== STORED DATA ==
----------------------------------------

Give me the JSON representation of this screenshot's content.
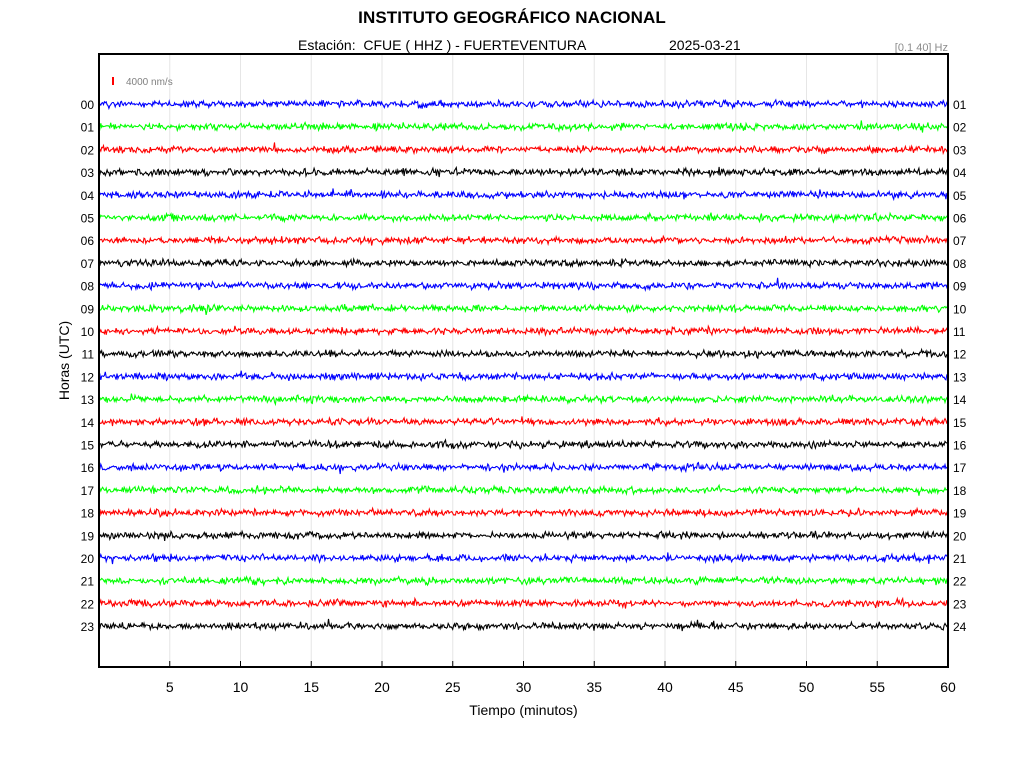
{
  "header": {
    "title": "INSTITUTO GEOGRÁFICO NACIONAL",
    "station_line": "Estación:  CFUE ( HHZ ) - FUERTEVENTURA",
    "date": "2025-03-21",
    "filter_band": "[0.1 40] Hz"
  },
  "scale_label": "4000 nm/s",
  "colors": {
    "blue": "#0000ff",
    "green": "#00ff00",
    "red": "#ff0000",
    "black": "#000000",
    "scale_bar": "#ff0000",
    "scale_text": "#808080",
    "grid": "#e6e6e6"
  },
  "chart_data": {
    "type": "line",
    "title": "INSTITUTO GEOGRÁFICO NACIONAL",
    "xlabel": "Tiempo (minutos)",
    "ylabel": "Horas (UTC)",
    "xlim": [
      0,
      60
    ],
    "x_ticks": [
      5,
      10,
      15,
      20,
      25,
      30,
      35,
      40,
      45,
      50,
      55,
      60
    ],
    "grid": true,
    "color_cycle": [
      "blue",
      "green",
      "red",
      "black"
    ],
    "left_labels": [
      "00",
      "01",
      "02",
      "03",
      "04",
      "05",
      "06",
      "07",
      "08",
      "09",
      "10",
      "11",
      "12",
      "13",
      "14",
      "15",
      "16",
      "17",
      "18",
      "19",
      "20",
      "21",
      "22",
      "23"
    ],
    "right_labels": [
      "01",
      "02",
      "03",
      "04",
      "05",
      "06",
      "07",
      "08",
      "09",
      "10",
      "11",
      "12",
      "13",
      "14",
      "15",
      "16",
      "17",
      "18",
      "19",
      "20",
      "21",
      "22",
      "23",
      "24"
    ]
  }
}
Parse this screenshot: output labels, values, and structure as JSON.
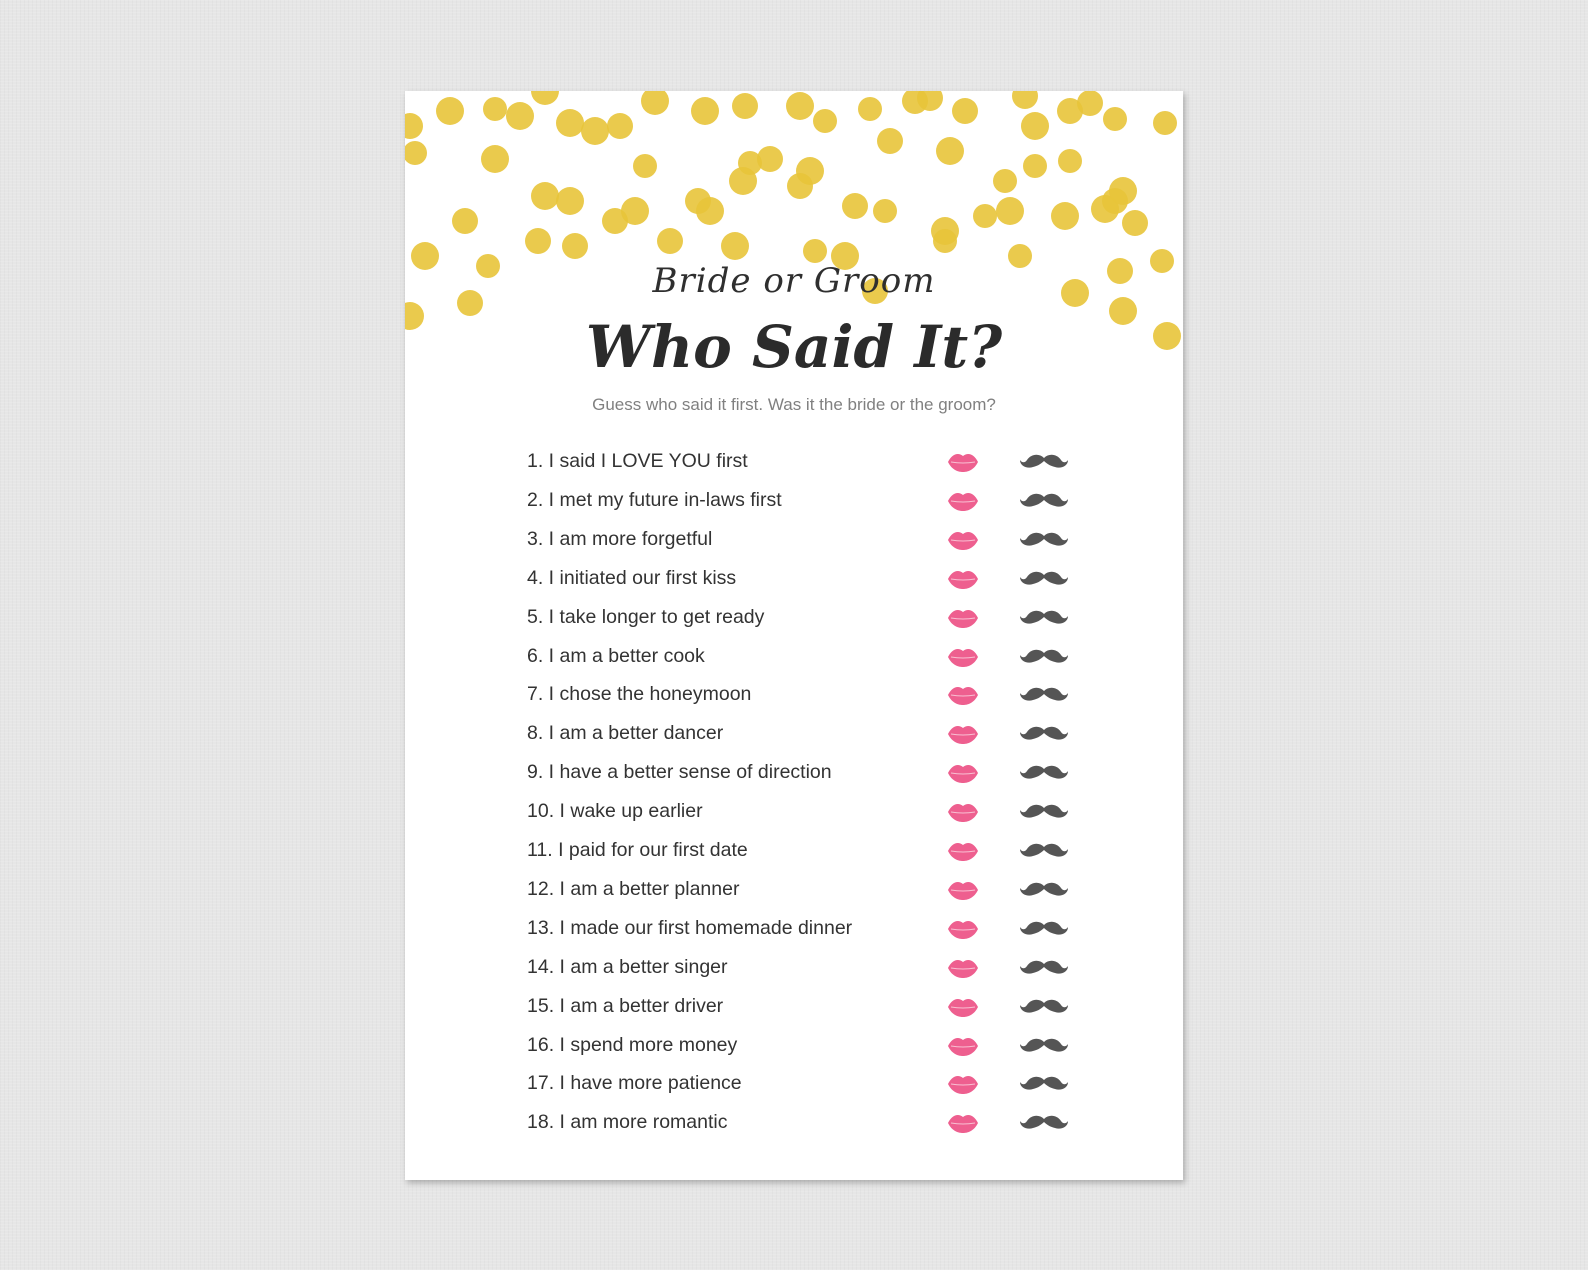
{
  "header": {
    "subtitle": "Bride or Groom",
    "title": "Who Said It?",
    "instructions": "Guess who said it first. Was it the bride or the groom?"
  },
  "colors": {
    "gold": "#e8c43a",
    "lips": "#ee5f8f",
    "mustache": "#555555",
    "text": "#333333"
  },
  "icons": {
    "bride": "lips-icon",
    "groom": "mustache-icon"
  },
  "items": [
    "1. I said I LOVE YOU first",
    "2. I met my future in-laws first",
    "3. I am more forgetful",
    "4. I initiated our first kiss",
    "5. I take longer to get ready",
    "6. I am a better cook",
    "7. I chose the honeymoon",
    "8. I am a better dancer",
    "9. I have a better sense of direction",
    "10. I wake up earlier",
    "11. I paid for our first date",
    "12. I am a better planner",
    "13. I made our first homemade dinner",
    "14. I am a better singer",
    "15. I am a better driver",
    "16. I spend more money",
    "17. I have more patience",
    "18. I am more romantic"
  ]
}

----------------------------------------

== GIVEN REQUEST ==
Omit the pictures, then extract verbatim only those lines that fall between the line containing "Parse this screenshot: output" and the final line of the records above, both included.

== RESULT OF THE TASK ==
Parse this screenshot: output labels, values, and structure as JSON.
{
  "header": {
    "subtitle": "Bride or Groom",
    "title": "Who Said It?",
    "instructions": "Guess who said it first. Was it the bride or the groom?"
  },
  "colors": {
    "gold": "#e8c43a",
    "lips": "#ee5f8f",
    "mustache": "#555555",
    "text": "#333333"
  },
  "icons": {
    "bride": "lips-icon",
    "groom": "mustache-icon"
  },
  "items": [
    "1. I said I LOVE YOU first",
    "2. I met my future in-laws first",
    "3. I am more forgetful",
    "4. I initiated our first kiss",
    "5. I take longer to get ready",
    "6. I am a better cook",
    "7. I chose the honeymoon",
    "8. I am a better dancer",
    "9. I have a better sense of direction",
    "10. I wake up earlier",
    "11. I paid for our first date",
    "12. I am a better planner",
    "13. I made our first homemade dinner",
    "14. I am a better singer",
    "15. I am a better driver",
    "16. I spend more money",
    "17. I have more patience",
    "18. I am more romantic"
  ]
}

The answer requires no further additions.